__EXERCISE MATERIAL__.
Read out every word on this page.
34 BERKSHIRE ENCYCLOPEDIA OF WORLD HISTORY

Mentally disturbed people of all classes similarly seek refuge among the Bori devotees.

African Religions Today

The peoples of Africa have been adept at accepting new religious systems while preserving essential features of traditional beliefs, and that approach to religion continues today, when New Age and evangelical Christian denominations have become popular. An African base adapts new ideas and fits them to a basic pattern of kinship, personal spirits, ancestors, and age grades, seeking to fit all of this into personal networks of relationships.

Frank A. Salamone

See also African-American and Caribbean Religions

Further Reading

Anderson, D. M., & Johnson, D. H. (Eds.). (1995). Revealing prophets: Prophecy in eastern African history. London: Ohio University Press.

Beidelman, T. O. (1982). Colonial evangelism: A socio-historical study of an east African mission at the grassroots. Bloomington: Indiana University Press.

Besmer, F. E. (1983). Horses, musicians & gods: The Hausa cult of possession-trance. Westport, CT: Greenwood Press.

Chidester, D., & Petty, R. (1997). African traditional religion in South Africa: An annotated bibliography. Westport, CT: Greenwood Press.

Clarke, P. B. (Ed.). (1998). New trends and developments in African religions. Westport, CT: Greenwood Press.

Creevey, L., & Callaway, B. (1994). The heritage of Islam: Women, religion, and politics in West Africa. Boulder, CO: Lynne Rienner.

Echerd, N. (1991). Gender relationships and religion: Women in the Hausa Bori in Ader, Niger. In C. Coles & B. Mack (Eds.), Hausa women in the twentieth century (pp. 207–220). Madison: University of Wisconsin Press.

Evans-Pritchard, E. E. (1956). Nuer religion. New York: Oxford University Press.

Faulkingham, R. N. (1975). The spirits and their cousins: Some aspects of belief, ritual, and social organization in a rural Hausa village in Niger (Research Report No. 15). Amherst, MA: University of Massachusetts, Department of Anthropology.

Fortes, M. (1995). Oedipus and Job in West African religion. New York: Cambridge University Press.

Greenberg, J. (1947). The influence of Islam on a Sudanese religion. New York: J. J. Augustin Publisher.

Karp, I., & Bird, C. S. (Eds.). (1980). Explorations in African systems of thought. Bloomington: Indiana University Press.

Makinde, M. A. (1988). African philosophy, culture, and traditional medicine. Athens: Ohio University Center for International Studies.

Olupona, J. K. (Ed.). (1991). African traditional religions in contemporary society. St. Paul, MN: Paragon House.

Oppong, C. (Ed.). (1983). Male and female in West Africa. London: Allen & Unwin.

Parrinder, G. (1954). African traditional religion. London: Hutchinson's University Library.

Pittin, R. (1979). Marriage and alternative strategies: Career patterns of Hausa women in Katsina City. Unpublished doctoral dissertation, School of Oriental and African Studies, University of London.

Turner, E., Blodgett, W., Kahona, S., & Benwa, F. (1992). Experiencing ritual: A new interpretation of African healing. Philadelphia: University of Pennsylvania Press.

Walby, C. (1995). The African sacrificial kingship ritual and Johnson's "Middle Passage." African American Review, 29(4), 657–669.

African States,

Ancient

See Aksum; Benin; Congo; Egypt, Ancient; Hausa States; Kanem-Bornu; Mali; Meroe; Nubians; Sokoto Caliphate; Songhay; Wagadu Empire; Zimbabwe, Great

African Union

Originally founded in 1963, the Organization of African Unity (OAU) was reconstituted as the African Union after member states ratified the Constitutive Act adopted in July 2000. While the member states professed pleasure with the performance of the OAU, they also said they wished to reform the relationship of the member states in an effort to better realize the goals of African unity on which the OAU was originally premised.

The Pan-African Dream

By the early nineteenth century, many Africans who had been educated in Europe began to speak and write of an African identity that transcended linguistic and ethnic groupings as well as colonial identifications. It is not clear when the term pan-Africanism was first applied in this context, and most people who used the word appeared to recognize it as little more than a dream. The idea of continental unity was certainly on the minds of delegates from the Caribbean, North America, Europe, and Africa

__REQUIRED WORK__. Reproduce the listing above word for word.

__FULL ANSWER__.
Read out every word on this page.
34 BERKSHIRE ENCYCLOPEDIA OF WORLD HISTORY

Mentally disturbed people of all classes similarly seek refuge among the Bori devotees.

African Religions Today

The peoples of Africa have been adept at accepting new religious systems while preserving essential features of traditional beliefs, and that approach to religion continues today, when New Age and evangelical Christian denominations have become popular. An African base adapts new ideas and fits them to a basic pattern of kinship, personal spirits, ancestors, and age grades, seeking to fit all of this into personal networks of relationships.

Frank A. Salamone

See also African-American and Caribbean Religions

Further Reading

Anderson, D. M., & Johnson, D. H. (Eds.). (1995). Revealing prophets: Prophecy in eastern African history. London: Ohio University Press.

Beidelman, T. O. (1982). Colonial evangelism: A socio-historical study of an east African mission at the grassroots. Bloomington: Indiana University Press.

Besmer, F. E. (1983). Horses, musicians & gods: The Hausa cult of possession-trance. Westport, CT: Greenwood Press.

Chidester, D., & Petty, R. (1997). African traditional religion in South Africa: An annotated bibliography. Westport, CT: Greenwood Press.

Clarke, P. B. (Ed.). (1998). New trends and developments in African religions. Westport, CT: Greenwood Press.

Creevey, L., & Callaway, B. (1994). The heritage of Islam: Women, religion, and politics in West Africa. Boulder, CO: Lynne Rienner.

Echerd, N. (1991). Gender relationships and religion: Women in the Hausa Bori in Ader, Niger. In C. Coles & B. Mack (Eds.), Hausa women in the twentieth century (pp. 207–220). Madison: University of Wisconsin Press.

Evans-Pritchard, E. E. (1956). Nuer religion. New York: Oxford University Press.

Faulkingham, R. N. (1975). The spirits and their cousins: Some aspects of belief, ritual, and social organization in a rural Hausa village in Niger (Research Report No. 15). Amherst, MA: University of Massachusetts, Department of Anthropology.

Fortes, M. (1995). Oedipus and Job in West African religion. New York: Cambridge University Press.

Greenberg, J. (1947). The influence of Islam on a Sudanese religion. New York: J. J. Augustin Publisher.

Karp, I., & Bird, C. S. (Eds.). (1980). Explorations in African systems of thought. Bloomington: Indiana University Press.

Makinde, M. A. (1988). African philosophy, culture, and traditional medicine. Athens: Ohio University Center for International Studies.

Olupona, J. K. (Ed.). (1991). African traditional religions in contemporary society. St. Paul, MN: Paragon House.

Oppong, C. (Ed.). (1983). Male and female in West Africa. London: Allen & Unwin.

Parrinder, G. (1954). African traditional religion. London: Hutchinson's University Library.

Pittin, R. (1979). Marriage and alternative strategies: Career patterns of Hausa women in Katsina City. Unpublished doctoral dissertation, School of Oriental and African Studies, University of London.

Turner, E., Blodgett, W., Kahona, S., & Benwa, F. (1992). Experiencing ritual: A new interpretation of African healing. Philadelphia: University of Pennsylvania Press.

Walby, C. (1995). The African sacrificial kingship ritual and Johnson's "Middle Passage." African American Review, 29(4), 657–669.

African States,

Ancient

See Aksum; Benin; Congo; Egypt, Ancient; Hausa States; Kanem-Bornu; Mali; Meroe; Nubians; Sokoto Caliphate; Songhay; Wagadu Empire; Zimbabwe, Great

African Union

Originally founded in 1963, the Organization of African Unity (OAU) was reconstituted as the African Union after member states ratified the Constitutive Act adopted in July 2000. While the member states professed pleasure with the performance of the OAU, they also said they wished to reform the relationship of the member states in an effort to better realize the goals of African unity on which the OAU was originally premised.

The Pan-African Dream

By the early nineteenth century, many Africans who had been educated in Europe began to speak and write of an African identity that transcended linguistic and ethnic groupings as well as colonial identifications. It is not clear when the term pan-Africanism was first applied in this context, and most people who used the word appeared to recognize it as little more than a dream. The idea of continental unity was certainly on the minds of delegates from the Caribbean, North America, Europe, and Africa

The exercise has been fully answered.